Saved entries

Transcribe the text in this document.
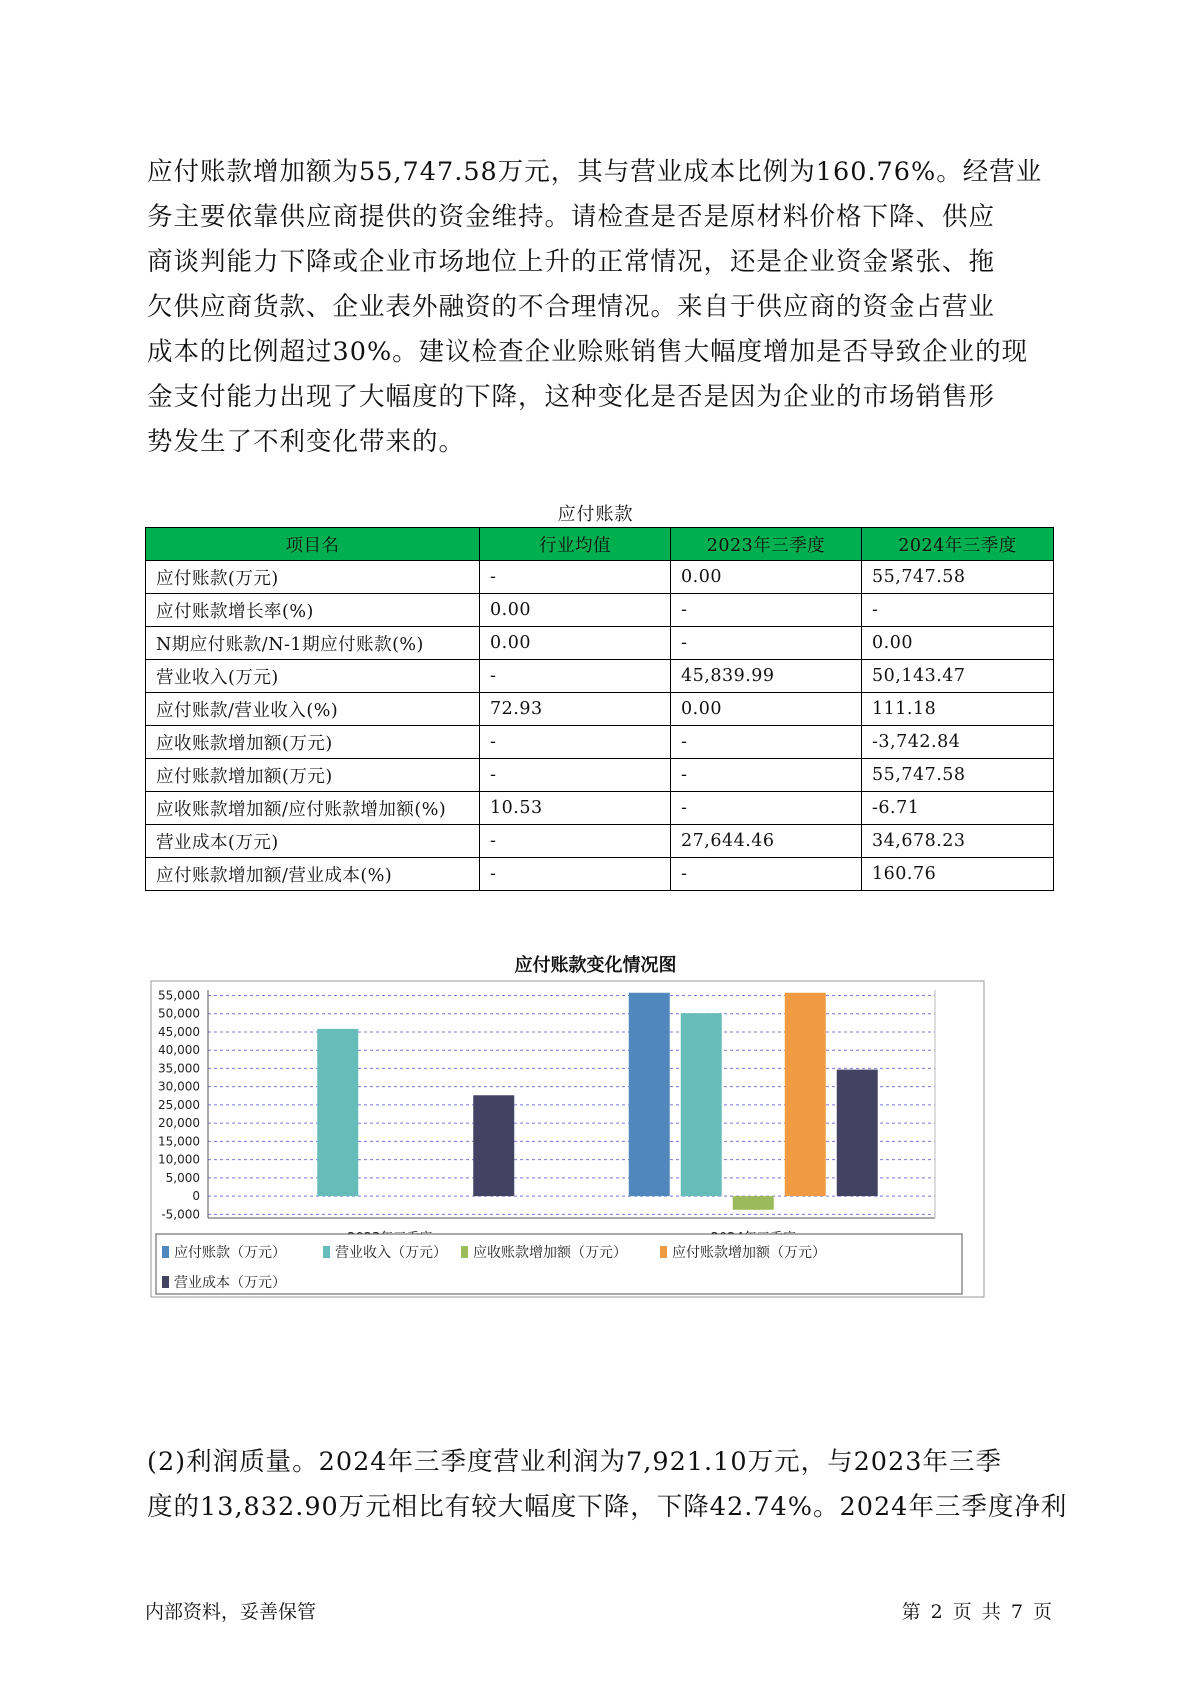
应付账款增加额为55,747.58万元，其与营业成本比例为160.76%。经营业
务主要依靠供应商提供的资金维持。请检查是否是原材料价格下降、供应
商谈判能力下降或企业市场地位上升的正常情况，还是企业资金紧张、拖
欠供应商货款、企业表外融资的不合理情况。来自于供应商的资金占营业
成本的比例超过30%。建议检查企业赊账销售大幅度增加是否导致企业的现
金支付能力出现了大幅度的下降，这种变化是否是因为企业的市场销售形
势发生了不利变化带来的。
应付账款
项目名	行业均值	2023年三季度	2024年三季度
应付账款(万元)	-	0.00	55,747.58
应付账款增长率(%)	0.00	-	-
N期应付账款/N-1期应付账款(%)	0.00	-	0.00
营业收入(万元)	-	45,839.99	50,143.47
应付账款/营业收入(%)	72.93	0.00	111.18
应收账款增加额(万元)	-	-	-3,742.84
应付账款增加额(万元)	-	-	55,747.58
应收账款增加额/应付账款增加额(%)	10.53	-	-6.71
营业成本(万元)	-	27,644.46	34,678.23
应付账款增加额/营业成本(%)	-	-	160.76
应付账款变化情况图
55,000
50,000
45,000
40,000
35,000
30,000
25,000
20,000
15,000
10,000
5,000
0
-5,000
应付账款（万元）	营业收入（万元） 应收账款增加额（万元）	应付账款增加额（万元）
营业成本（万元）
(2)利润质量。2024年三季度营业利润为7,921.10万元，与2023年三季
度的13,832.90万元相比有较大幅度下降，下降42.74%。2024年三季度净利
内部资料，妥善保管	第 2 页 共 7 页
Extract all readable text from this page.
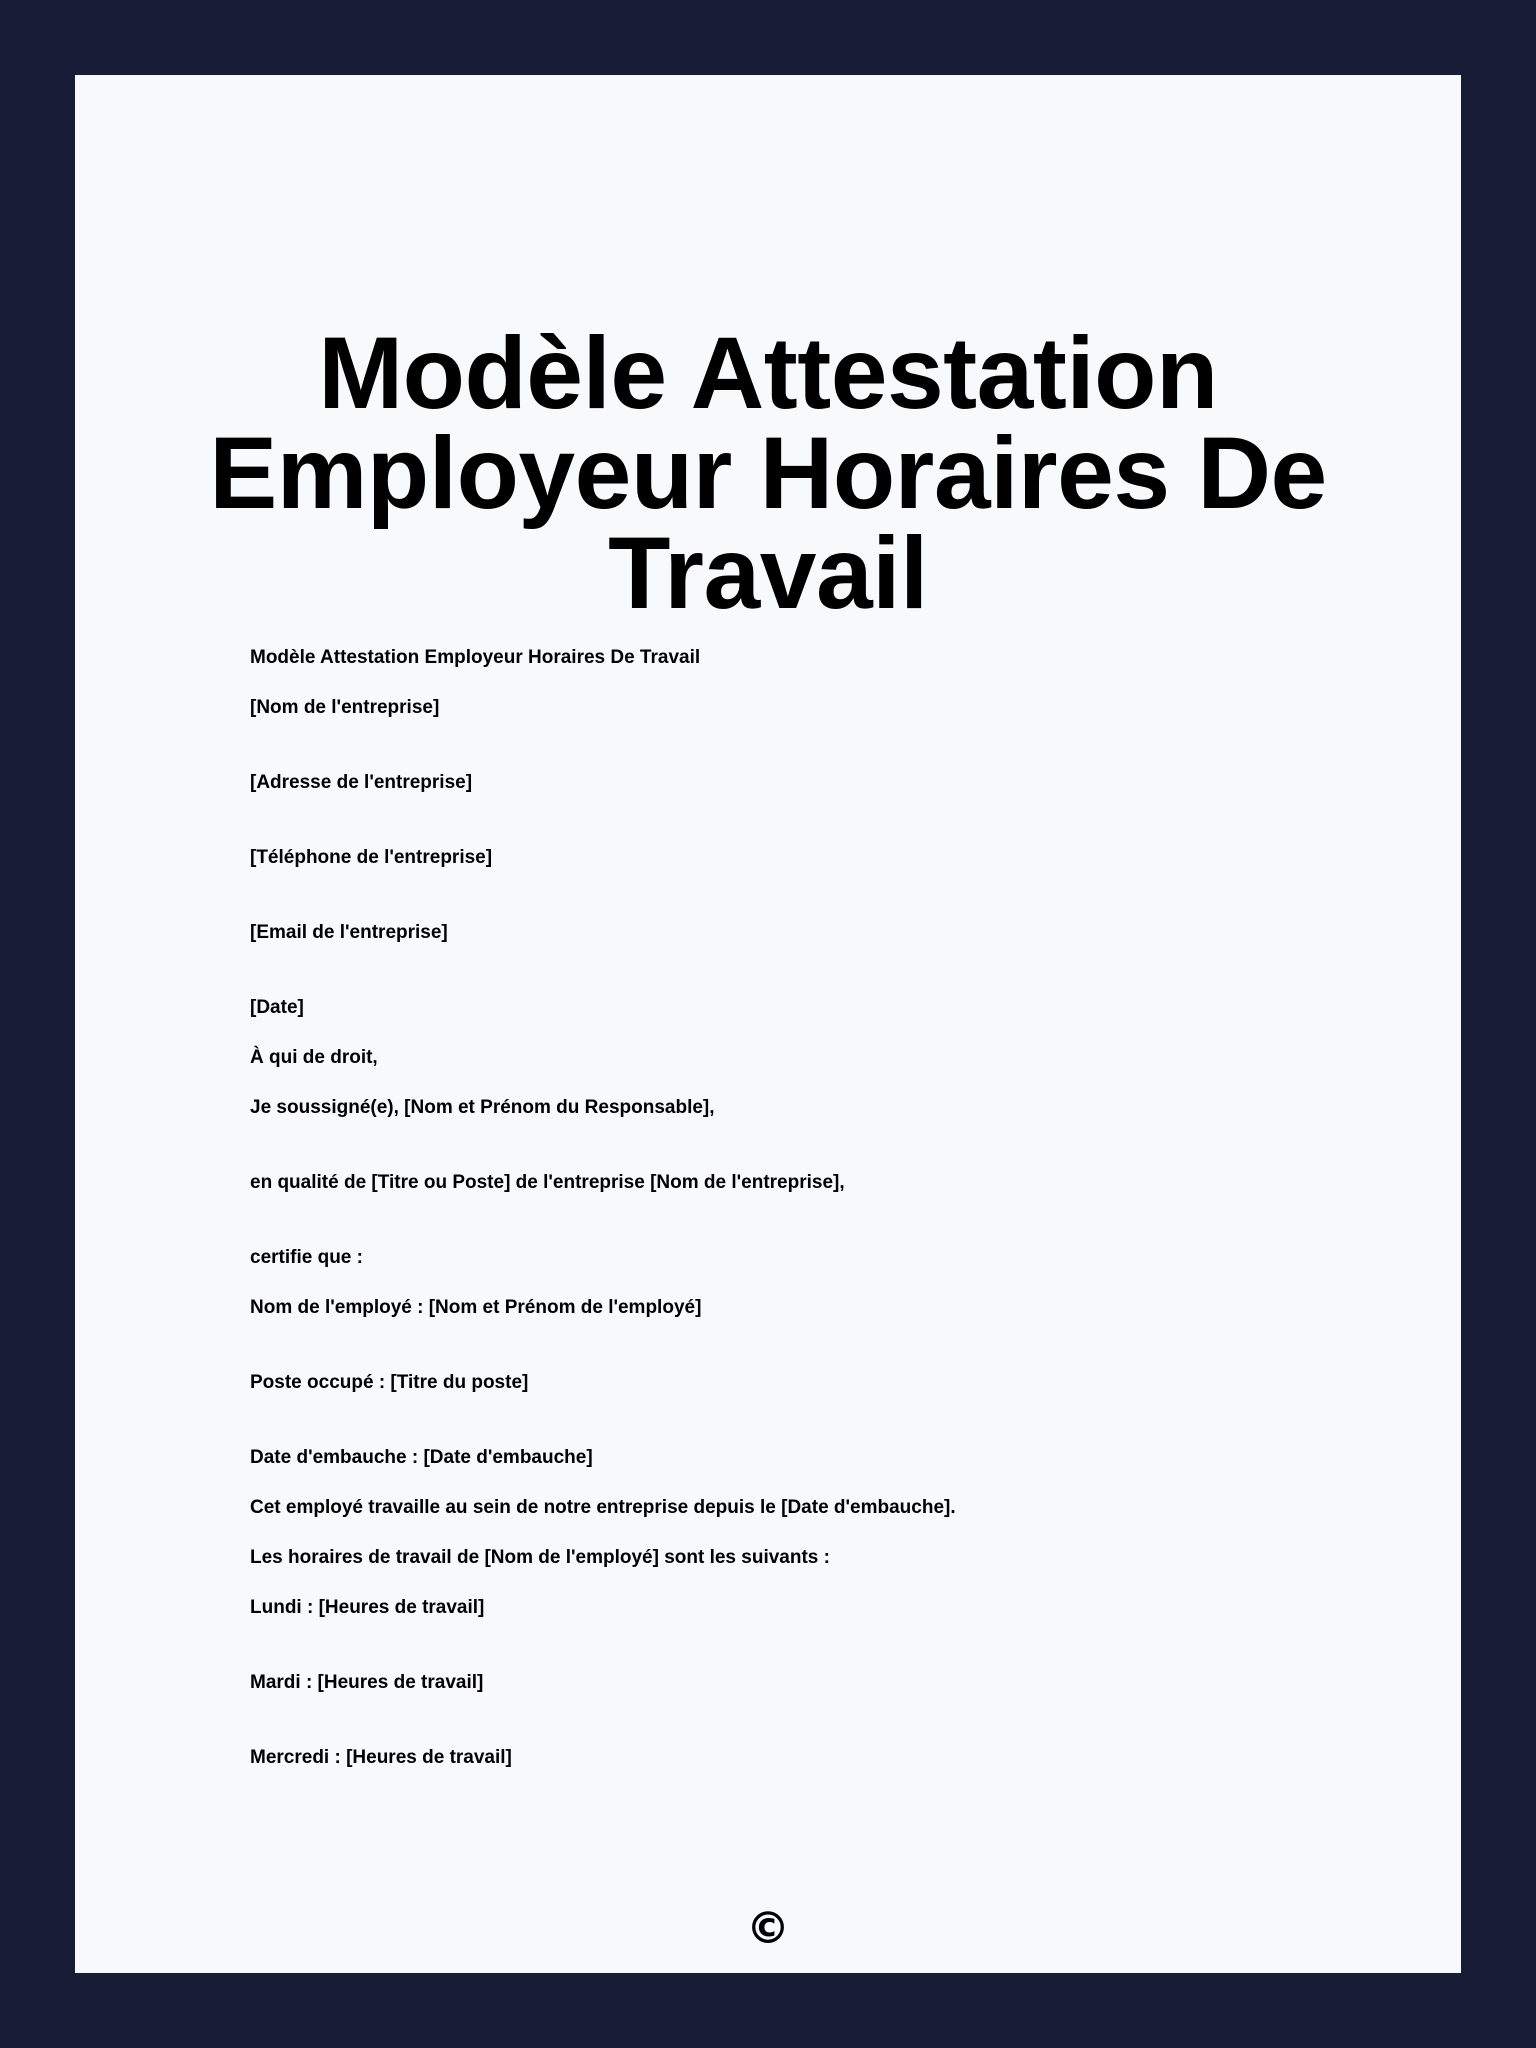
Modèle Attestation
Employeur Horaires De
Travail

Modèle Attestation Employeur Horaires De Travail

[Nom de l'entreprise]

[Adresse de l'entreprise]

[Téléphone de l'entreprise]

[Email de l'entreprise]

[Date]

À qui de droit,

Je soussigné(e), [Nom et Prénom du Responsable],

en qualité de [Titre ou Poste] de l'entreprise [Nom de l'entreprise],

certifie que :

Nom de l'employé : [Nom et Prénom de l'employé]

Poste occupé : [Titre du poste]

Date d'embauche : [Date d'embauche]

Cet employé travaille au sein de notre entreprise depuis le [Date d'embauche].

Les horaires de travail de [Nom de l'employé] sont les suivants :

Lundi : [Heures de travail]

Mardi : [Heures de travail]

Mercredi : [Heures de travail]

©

*WORK TO DO*
Repeat the records above exactly, omitting every picture.

*RESULT OF THIS TASK*
Transcribe the text in this document.
应付账款增加额为55,747.58万元，其与营业成本比例为160.76%。经营业
务主要依靠供应商提供的资金维持。请检查是否是原材料价格下降、供应
商谈判能力下降或企业市场地位上升的正常情况，还是企业资金紧张、拖
欠供应商货款、企业表外融资的不合理情况。来自于供应商的资金占营业
成本的比例超过30%。建议检查企业赊账销售大幅度增加是否导致企业的现
金支付能力出现了大幅度的下降，这种变化是否是因为企业的市场销售形
势发生了不利变化带来的。
应付账款
项目名	行业均值	2023年三季度	2024年三季度
应付账款(万元)	-	0.00	55,747.58
应付账款增长率(%)	0.00	-	-
N期应付账款/N-1期应付账款(%)	0.00	-	0.00
营业收入(万元)	-	45,839.99	50,143.47
应付账款/营业收入(%)	72.93	0.00	111.18
应收账款增加额(万元)	-	-	-3,742.84
应付账款增加额(万元)	-	-	55,747.58
应收账款增加额/应付账款增加额(%)	10.53	-	-6.71
营业成本(万元)	-	27,644.46	34,678.23
应付账款增加额/营业成本(%)	-	-	160.76
应付账款变化情况图
55,000
50,000
45,000
40,000
35,000
30,000
25,000
20,000
15,000
10,000
5,000
0
-5,000
应付账款（万元）	营业收入（万元） 应收账款增加额（万元）	应付账款增加额（万元）
营业成本（万元）
(2)利润质量。2024年三季度营业利润为7,921.10万元，与2023年三季
度的13,832.90万元相比有较大幅度下降，下降42.74%。2024年三季度净利
内部资料，妥善保管	第 2 页 共 7 页
Extract all readable text from this page.
Modèle Attestation
Employeur Horaires De
Travail

Modèle Attestation Employeur Horaires De Travail

[Nom de l'entreprise]

[Adresse de l'entreprise]

[Téléphone de l'entreprise]

[Email de l'entreprise]

[Date]

À qui de droit,

Je soussigné(e), [Nom et Prénom du Responsable],

en qualité de [Titre ou Poste] de l'entreprise [Nom de l'entreprise],

certifie que :

Nom de l'employé : [Nom et Prénom de l'employé]

Poste occupé : [Titre du poste]

Date d'embauche : [Date d'embauche]

Cet employé travaille au sein de notre entreprise depuis le [Date d'embauche].

Les horaires de travail de [Nom de l'employé] sont les suivants :

Lundi : [Heures de travail]

Mardi : [Heures de travail]

Mercredi : [Heures de travail]

©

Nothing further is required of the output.